* Start Material shown *

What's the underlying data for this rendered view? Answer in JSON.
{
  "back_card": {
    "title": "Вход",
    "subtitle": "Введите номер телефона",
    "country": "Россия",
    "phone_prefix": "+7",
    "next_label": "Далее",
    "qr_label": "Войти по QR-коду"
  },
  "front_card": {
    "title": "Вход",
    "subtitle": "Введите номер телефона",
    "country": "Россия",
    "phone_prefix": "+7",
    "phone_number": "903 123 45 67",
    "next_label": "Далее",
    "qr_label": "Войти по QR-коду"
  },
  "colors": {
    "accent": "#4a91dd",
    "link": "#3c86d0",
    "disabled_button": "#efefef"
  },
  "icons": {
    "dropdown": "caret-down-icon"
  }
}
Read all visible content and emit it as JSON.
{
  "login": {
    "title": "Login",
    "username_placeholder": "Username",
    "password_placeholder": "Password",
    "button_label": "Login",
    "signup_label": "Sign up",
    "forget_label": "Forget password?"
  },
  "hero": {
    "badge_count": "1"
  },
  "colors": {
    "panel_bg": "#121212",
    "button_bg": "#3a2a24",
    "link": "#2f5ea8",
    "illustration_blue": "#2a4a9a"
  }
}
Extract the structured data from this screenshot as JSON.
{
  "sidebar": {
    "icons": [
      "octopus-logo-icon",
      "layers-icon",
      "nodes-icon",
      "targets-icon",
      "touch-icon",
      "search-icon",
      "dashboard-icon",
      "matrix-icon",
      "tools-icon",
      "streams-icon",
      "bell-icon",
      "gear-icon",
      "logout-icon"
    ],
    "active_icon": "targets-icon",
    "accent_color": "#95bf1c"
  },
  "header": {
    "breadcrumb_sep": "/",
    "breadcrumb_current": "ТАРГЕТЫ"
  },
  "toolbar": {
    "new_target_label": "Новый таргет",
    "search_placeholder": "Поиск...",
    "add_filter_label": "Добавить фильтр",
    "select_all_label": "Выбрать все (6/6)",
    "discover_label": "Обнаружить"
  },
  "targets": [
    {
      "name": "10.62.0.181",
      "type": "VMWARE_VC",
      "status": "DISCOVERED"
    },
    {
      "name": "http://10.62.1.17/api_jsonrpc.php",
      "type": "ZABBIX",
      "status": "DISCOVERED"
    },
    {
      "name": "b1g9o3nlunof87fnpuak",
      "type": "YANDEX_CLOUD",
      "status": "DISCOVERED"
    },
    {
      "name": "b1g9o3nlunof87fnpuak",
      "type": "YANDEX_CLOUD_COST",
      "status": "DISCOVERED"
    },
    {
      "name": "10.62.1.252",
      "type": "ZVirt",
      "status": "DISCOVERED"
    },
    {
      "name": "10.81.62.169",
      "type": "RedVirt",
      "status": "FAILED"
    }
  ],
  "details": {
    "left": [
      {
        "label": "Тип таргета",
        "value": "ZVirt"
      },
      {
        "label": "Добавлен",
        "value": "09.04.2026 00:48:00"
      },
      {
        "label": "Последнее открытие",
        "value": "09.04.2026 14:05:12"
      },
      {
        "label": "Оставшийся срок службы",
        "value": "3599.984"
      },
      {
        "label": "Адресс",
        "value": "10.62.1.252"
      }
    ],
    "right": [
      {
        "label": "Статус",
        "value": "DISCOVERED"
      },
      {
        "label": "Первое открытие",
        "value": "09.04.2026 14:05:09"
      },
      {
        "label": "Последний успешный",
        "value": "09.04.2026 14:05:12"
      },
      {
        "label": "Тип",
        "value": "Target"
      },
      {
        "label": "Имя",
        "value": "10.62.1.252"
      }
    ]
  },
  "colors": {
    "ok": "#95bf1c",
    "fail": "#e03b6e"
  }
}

* End Material shown *

Request: Say, as a bare number, how many lines in the entries above include the string "targets".

Complete output: 3